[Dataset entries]
_ _ _
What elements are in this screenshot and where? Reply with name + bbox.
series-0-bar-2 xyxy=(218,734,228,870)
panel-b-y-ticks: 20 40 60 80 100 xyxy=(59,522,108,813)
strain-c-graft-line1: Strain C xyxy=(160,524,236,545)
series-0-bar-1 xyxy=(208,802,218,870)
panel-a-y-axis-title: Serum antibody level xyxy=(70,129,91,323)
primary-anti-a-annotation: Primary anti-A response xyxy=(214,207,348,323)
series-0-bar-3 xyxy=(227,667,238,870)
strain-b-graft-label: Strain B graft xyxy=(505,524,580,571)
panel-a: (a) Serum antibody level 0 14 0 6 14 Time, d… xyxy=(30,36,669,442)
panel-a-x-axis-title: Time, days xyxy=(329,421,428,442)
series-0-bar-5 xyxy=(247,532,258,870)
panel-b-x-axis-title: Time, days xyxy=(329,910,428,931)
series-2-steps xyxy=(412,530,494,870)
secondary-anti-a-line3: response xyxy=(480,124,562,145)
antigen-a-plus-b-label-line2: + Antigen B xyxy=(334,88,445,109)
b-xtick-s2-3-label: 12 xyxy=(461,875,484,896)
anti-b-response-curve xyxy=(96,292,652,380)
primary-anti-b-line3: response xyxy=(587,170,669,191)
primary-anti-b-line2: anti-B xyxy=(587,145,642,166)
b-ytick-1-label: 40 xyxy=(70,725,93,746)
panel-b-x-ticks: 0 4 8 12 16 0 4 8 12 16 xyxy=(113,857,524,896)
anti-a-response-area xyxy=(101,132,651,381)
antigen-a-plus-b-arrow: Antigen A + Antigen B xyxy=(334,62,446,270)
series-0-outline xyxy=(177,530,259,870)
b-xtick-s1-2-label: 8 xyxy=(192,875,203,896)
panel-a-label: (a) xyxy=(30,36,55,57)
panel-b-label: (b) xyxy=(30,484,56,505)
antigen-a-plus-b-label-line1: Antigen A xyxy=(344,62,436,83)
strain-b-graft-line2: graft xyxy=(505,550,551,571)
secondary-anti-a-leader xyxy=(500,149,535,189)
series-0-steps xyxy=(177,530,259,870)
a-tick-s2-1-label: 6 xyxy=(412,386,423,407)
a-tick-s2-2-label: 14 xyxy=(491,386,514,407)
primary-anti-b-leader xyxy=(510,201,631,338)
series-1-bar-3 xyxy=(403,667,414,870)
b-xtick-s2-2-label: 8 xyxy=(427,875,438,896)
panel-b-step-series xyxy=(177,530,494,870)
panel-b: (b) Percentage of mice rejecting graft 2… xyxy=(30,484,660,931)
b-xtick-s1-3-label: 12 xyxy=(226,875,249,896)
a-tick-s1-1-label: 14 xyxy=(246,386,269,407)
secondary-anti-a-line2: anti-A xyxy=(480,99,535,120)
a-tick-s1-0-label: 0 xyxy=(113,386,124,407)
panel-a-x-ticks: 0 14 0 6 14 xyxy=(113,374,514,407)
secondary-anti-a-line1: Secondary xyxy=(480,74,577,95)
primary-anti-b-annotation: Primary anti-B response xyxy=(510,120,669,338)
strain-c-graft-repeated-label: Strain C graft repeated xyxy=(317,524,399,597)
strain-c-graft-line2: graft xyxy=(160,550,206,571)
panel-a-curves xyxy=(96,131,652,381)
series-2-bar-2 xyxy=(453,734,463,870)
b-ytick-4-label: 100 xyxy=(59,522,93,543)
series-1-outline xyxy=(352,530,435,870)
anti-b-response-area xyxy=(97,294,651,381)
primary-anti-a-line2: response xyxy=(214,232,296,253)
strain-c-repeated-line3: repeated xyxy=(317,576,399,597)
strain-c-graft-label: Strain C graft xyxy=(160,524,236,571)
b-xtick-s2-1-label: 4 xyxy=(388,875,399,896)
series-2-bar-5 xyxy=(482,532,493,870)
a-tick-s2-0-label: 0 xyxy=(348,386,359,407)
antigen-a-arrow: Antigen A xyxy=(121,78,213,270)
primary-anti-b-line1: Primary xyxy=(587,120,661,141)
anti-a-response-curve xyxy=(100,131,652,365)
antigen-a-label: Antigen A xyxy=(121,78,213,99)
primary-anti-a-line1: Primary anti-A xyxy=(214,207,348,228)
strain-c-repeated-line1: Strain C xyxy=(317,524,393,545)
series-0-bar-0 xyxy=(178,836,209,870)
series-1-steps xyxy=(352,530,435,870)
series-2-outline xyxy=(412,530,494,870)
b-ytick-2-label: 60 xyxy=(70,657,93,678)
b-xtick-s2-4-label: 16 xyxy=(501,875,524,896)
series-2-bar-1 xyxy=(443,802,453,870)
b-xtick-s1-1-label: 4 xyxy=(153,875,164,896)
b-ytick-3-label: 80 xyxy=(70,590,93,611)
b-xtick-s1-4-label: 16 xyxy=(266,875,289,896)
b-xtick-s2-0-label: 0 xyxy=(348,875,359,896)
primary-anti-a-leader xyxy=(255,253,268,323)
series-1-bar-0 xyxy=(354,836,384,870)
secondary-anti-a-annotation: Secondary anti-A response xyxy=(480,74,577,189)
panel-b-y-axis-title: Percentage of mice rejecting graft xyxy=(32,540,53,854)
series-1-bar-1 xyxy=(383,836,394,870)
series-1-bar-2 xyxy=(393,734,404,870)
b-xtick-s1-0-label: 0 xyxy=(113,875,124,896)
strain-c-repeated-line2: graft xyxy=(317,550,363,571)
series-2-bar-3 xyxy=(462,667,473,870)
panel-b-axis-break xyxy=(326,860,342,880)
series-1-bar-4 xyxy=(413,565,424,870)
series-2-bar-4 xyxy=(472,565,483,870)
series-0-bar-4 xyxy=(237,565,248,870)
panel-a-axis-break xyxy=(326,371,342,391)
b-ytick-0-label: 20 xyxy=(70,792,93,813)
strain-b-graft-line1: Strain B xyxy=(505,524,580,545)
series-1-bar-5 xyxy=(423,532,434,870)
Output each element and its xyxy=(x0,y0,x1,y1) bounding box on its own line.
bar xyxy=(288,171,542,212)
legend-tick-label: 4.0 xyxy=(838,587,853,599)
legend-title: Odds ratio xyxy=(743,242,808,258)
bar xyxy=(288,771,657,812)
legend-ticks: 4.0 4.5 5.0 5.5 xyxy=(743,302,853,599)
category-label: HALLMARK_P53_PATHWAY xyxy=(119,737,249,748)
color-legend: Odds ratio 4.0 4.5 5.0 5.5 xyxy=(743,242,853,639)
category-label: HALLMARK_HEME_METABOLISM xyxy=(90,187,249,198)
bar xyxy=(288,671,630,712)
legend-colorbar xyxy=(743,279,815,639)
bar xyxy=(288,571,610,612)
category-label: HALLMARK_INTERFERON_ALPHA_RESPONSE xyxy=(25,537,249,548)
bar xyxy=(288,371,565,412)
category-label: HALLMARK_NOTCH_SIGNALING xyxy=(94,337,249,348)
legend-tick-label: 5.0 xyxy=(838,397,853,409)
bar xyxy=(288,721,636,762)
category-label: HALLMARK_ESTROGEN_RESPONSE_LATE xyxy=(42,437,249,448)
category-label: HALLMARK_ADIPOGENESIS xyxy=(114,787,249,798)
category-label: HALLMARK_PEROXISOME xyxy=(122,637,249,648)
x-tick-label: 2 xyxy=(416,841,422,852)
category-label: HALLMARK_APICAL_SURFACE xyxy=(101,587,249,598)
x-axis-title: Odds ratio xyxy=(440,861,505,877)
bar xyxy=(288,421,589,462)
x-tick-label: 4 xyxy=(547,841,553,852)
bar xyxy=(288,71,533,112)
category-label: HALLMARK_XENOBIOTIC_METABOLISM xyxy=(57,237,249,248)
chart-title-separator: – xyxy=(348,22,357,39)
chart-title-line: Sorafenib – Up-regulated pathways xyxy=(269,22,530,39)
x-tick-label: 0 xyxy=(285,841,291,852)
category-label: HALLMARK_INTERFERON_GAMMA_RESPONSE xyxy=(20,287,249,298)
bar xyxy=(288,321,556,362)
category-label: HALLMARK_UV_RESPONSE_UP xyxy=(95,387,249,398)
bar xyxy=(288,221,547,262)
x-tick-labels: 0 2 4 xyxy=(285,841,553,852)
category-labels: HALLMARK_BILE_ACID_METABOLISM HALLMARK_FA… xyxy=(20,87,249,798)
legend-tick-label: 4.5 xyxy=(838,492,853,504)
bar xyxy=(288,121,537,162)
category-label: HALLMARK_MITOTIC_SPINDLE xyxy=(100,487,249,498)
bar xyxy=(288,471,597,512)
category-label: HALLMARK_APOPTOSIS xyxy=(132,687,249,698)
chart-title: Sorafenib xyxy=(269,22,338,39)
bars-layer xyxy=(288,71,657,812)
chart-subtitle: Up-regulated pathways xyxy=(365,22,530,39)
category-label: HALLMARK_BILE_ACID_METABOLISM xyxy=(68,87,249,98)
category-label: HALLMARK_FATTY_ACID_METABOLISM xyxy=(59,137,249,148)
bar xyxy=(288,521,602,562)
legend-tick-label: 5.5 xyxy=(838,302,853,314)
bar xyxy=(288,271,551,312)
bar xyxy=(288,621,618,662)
_ _ _
_Assignment_:
Copy each line of the preceding data that contains the string "chart".

_Output below_:
chart-title-separator: – xyxy=(348,22,357,39)
chart-title-line: Sorafenib – Up-regulated pathways xyxy=(269,22,530,39)
chart-title: Sorafenib xyxy=(269,22,338,39)
chart-subtitle: Up-regulated pathways xyxy=(365,22,530,39)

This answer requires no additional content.